::: GIVEN DATA :::

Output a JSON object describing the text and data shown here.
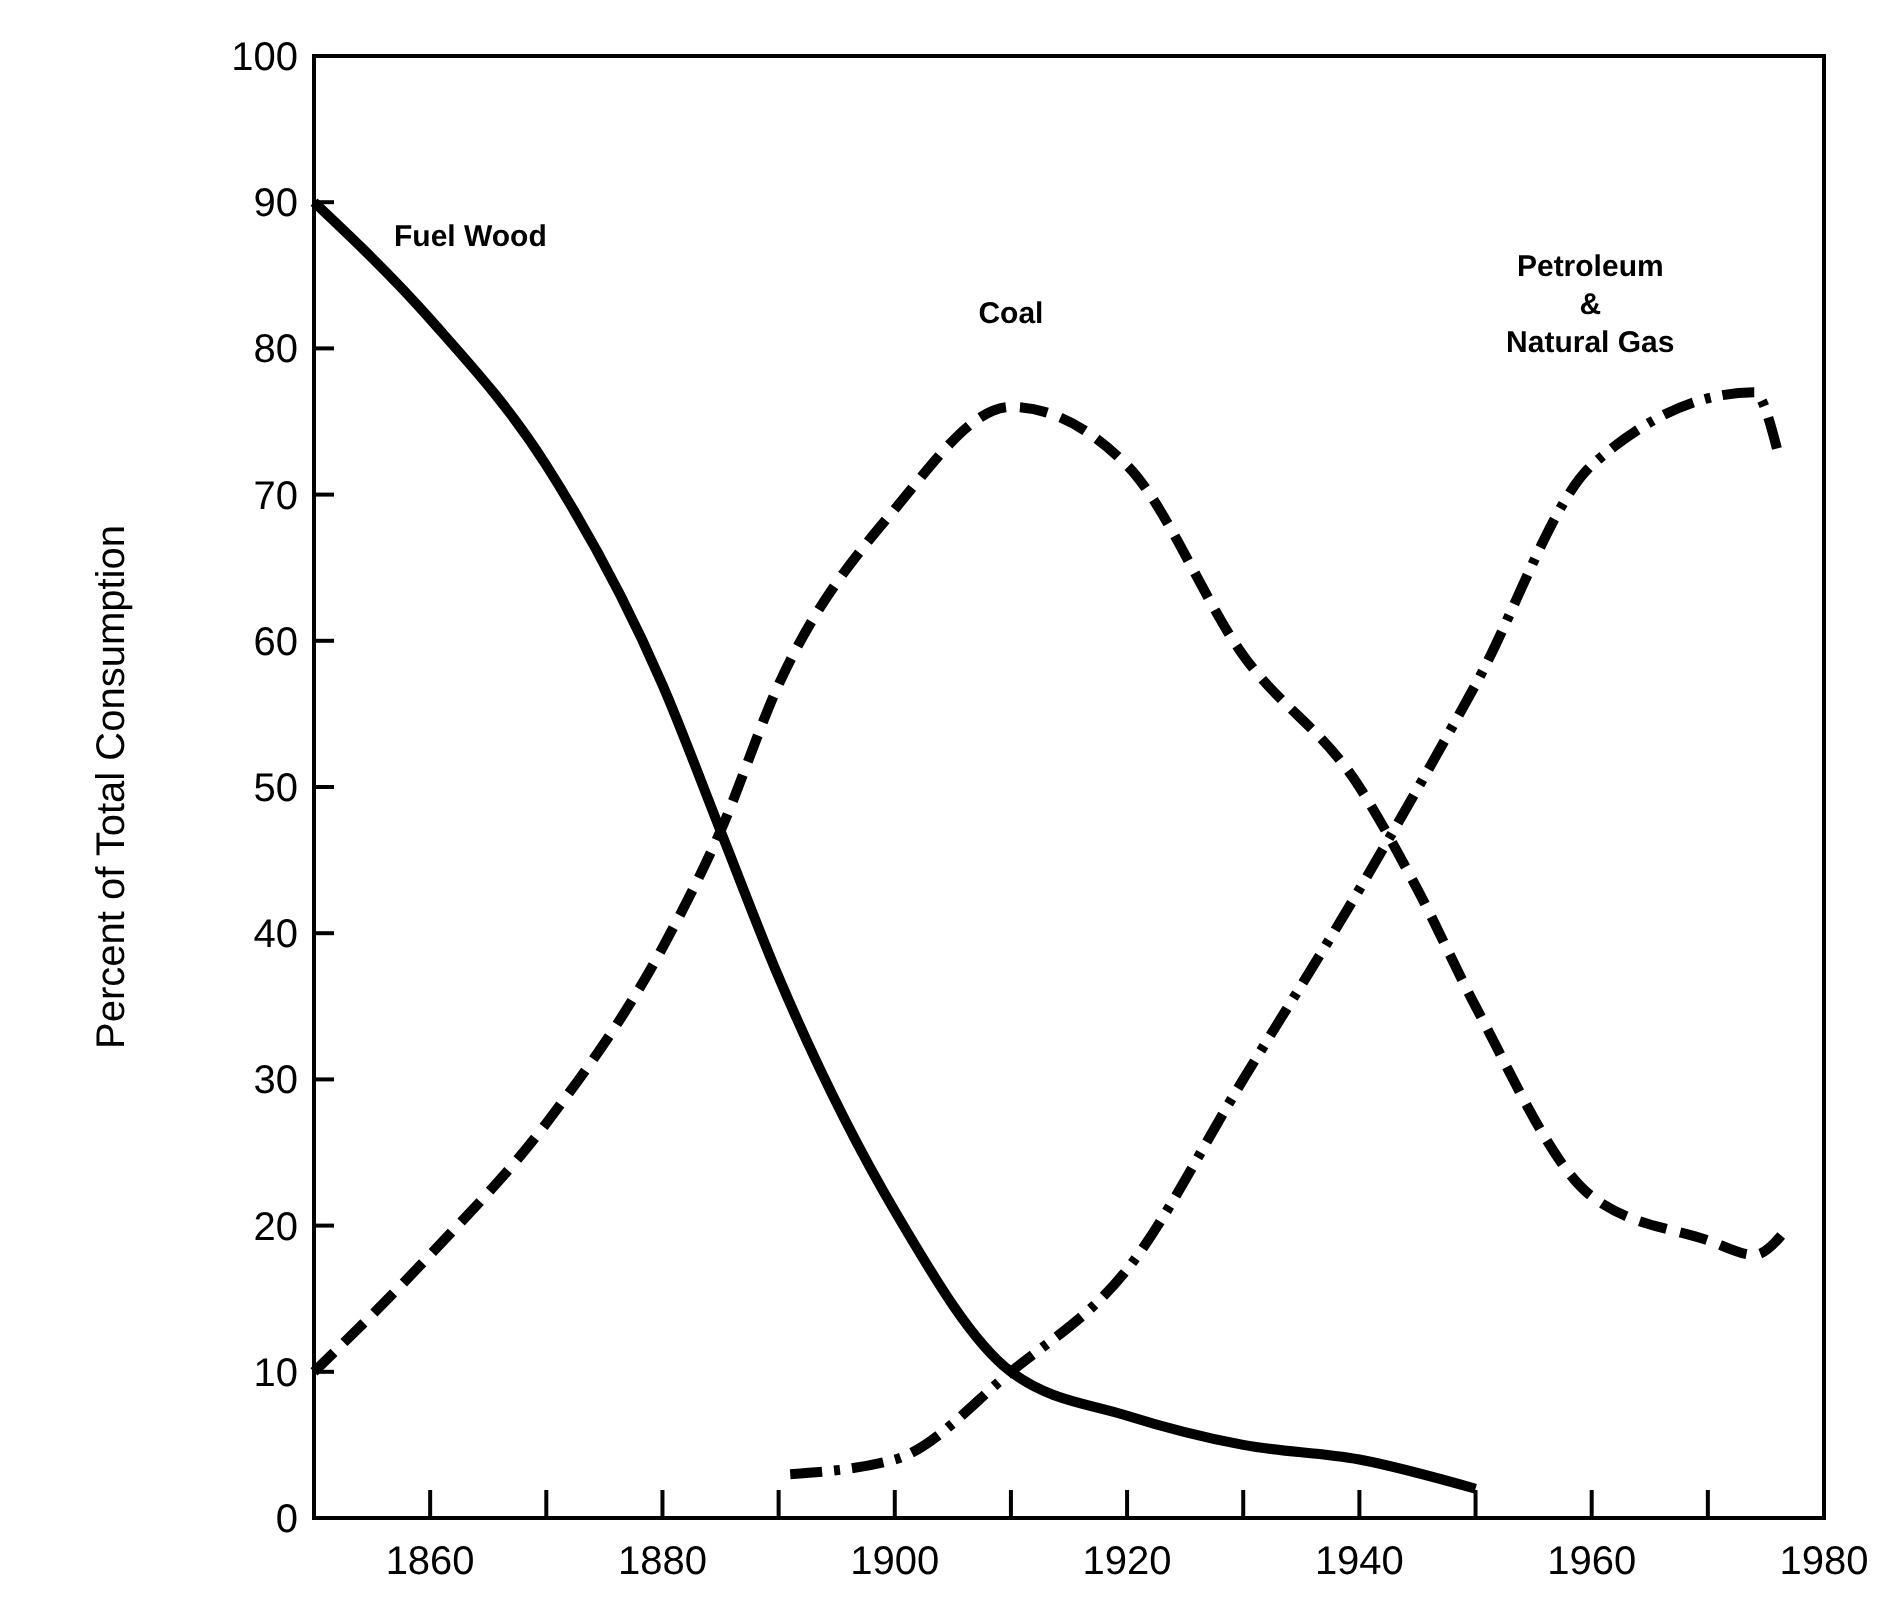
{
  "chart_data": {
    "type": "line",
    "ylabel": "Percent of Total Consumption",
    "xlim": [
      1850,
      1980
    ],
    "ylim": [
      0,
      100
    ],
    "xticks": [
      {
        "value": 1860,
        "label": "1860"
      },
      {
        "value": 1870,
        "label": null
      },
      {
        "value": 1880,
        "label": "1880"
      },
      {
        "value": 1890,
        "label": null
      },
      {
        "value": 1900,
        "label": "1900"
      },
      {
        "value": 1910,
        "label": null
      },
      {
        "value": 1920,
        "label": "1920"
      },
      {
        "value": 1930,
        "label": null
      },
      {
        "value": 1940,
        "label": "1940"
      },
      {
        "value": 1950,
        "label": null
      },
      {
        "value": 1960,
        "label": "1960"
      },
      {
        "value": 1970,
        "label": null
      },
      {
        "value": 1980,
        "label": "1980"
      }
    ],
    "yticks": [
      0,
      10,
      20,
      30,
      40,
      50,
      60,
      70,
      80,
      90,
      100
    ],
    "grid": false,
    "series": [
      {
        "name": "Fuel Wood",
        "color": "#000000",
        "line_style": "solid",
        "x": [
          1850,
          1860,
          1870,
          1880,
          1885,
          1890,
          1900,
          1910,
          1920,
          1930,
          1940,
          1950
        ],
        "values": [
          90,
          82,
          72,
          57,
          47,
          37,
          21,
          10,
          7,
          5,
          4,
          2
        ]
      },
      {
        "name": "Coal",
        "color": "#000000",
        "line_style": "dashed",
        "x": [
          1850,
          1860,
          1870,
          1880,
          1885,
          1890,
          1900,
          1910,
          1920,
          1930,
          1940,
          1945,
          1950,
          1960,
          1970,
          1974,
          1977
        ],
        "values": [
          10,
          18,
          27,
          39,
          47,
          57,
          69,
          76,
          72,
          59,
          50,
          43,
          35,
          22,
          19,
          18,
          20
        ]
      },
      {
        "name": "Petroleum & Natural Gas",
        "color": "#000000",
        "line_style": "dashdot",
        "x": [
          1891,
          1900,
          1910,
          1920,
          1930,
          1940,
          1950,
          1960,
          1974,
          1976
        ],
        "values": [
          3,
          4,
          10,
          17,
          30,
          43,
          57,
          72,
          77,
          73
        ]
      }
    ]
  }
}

:::

● WORK TO COMPLETE:
Return the entries unchanged, save for the pictures, which do not belong in the copy.

● RESULT FOR THIS TASK:
Output a JSON object describing the text and data shown here.
{
  "chart_data": {
    "type": "line",
    "ylabel": "Percent of Total Consumption",
    "xlim": [
      1850,
      1980
    ],
    "ylim": [
      0,
      100
    ],
    "xticks": [
      {
        "value": 1860,
        "label": "1860"
      },
      {
        "value": 1870,
        "label": null
      },
      {
        "value": 1880,
        "label": "1880"
      },
      {
        "value": 1890,
        "label": null
      },
      {
        "value": 1900,
        "label": "1900"
      },
      {
        "value": 1910,
        "label": null
      },
      {
        "value": 1920,
        "label": "1920"
      },
      {
        "value": 1930,
        "label": null
      },
      {
        "value": 1940,
        "label": "1940"
      },
      {
        "value": 1950,
        "label": null
      },
      {
        "value": 1960,
        "label": "1960"
      },
      {
        "value": 1970,
        "label": null
      },
      {
        "value": 1980,
        "label": "1980"
      }
    ],
    "yticks": [
      0,
      10,
      20,
      30,
      40,
      50,
      60,
      70,
      80,
      90,
      100
    ],
    "grid": false,
    "series": [
      {
        "name": "Fuel Wood",
        "color": "#000000",
        "line_style": "solid",
        "x": [
          1850,
          1860,
          1870,
          1880,
          1885,
          1890,
          1900,
          1910,
          1920,
          1930,
          1940,
          1950
        ],
        "values": [
          90,
          82,
          72,
          57,
          47,
          37,
          21,
          10,
          7,
          5,
          4,
          2
        ]
      },
      {
        "name": "Coal",
        "color": "#000000",
        "line_style": "dashed",
        "x": [
          1850,
          1860,
          1870,
          1880,
          1885,
          1890,
          1900,
          1910,
          1920,
          1930,
          1940,
          1945,
          1950,
          1960,
          1970,
          1974,
          1977
        ],
        "values": [
          10,
          18,
          27,
          39,
          47,
          57,
          69,
          76,
          72,
          59,
          50,
          43,
          35,
          22,
          19,
          18,
          20
        ]
      },
      {
        "name": "Petroleum & Natural Gas",
        "color": "#000000",
        "line_style": "dashdot",
        "x": [
          1891,
          1900,
          1910,
          1920,
          1930,
          1940,
          1950,
          1960,
          1974,
          1976
        ],
        "values": [
          3,
          4,
          10,
          17,
          30,
          43,
          57,
          72,
          77,
          73
        ]
      }
    ]
  }
}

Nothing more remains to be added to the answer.